▶ **TASK INSTRUCTIONS**
Each entry must be reproduced precisely as it stands.

Data entries
++++
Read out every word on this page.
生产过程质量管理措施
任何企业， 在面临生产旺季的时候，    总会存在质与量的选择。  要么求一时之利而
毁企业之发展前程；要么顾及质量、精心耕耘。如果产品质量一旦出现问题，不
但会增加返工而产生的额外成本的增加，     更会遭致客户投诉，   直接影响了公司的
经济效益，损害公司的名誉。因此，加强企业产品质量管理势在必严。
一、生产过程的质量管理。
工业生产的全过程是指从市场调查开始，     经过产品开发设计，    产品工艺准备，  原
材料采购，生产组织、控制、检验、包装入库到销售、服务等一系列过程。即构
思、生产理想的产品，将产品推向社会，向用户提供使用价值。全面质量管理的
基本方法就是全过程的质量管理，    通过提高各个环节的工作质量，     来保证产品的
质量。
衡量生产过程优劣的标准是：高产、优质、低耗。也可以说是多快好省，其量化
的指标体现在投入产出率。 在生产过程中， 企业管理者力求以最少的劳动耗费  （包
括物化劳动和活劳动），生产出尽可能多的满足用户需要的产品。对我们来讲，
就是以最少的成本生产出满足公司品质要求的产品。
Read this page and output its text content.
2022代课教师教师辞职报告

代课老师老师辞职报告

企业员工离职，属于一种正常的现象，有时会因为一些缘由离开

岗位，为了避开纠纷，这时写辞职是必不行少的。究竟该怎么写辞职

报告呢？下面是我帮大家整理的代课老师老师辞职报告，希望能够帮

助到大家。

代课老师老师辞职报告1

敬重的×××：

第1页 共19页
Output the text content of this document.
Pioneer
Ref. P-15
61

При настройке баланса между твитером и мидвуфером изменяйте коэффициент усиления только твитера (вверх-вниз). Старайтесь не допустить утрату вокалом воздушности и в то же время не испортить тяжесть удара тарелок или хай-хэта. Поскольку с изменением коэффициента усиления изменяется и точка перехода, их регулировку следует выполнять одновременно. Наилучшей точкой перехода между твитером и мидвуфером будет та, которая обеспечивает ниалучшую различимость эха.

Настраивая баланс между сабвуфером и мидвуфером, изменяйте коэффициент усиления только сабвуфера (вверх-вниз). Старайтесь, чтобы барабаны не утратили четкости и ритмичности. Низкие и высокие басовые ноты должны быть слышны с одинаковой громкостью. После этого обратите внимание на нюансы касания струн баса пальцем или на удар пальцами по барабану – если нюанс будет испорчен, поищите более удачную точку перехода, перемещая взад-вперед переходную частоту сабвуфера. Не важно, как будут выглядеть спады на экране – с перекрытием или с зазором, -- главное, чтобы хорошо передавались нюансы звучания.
++++
▶ **TASK OUTPUT**
Read out every word on this page.
生产过程质量管理措施
任何企业， 在面临生产旺季的时候，    总会存在质与量的选择。  要么求一时之利而
毁企业之发展前程；要么顾及质量、精心耕耘。如果产品质量一旦出现问题，不
但会增加返工而产生的额外成本的增加，     更会遭致客户投诉，   直接影响了公司的
经济效益，损害公司的名誉。因此，加强企业产品质量管理势在必严。
一、生产过程的质量管理。
工业生产的全过程是指从市场调查开始，     经过产品开发设计，    产品工艺准备，  原
材料采购，生产组织、控制、检验、包装入库到销售、服务等一系列过程。即构
思、生产理想的产品，将产品推向社会，向用户提供使用价值。全面质量管理的
基本方法就是全过程的质量管理，    通过提高各个环节的工作质量，     来保证产品的
质量。
衡量生产过程优劣的标准是：高产、优质、低耗。也可以说是多快好省，其量化
的指标体现在投入产出率。 在生产过程中， 企业管理者力求以最少的劳动耗费  （包
括物化劳动和活劳动），生产出尽可能多的满足用户需要的产品。对我们来讲，
就是以最少的成本生产出满足公司品质要求的产品。
Read this page and output its text content.
2022代课教师教师辞职报告

代课老师老师辞职报告

企业员工离职，属于一种正常的现象，有时会因为一些缘由离开

岗位，为了避开纠纷，这时写辞职是必不行少的。究竟该怎么写辞职

报告呢？下面是我帮大家整理的代课老师老师辞职报告，希望能够帮

助到大家。

代课老师老师辞职报告1

敬重的×××：

第1页 共19页
Output the text content of this document.
Pioneer
Ref. P-15
61

При настройке баланса между твитером и мидвуфером изменяйте коэффициент усиления только твитера (вверх-вниз). Старайтесь не допустить утрату вокалом воздушности и в то же время не испортить тяжесть удара тарелок или хай-хэта. Поскольку с изменением коэффициента усиления изменяется и точка перехода, их регулировку следует выполнять одновременно. Наилучшей точкой перехода между твитером и мидвуфером будет та, которая обеспечивает ниалучшую различимость эха.

Настраивая баланс между сабвуфером и мидвуфером, изменяйте коэффициент усиления только сабвуфера (вверх-вниз). Старайтесь, чтобы барабаны не утратили четкости и ритмичности. Низкие и высокие басовые ноты должны быть слышны с одинаковой громкостью. После этого обратите внимание на нюансы касания струн баса пальцем или на удар пальцами по барабану – если нюанс будет испорчен, поищите более удачную точку перехода, перемещая взад-вперед переходную частоту сабвуфера. Не важно, как будут выглядеть спады на экране – с перекрытием или с зазором, -- главное, чтобы хорошо передавались нюансы звучания.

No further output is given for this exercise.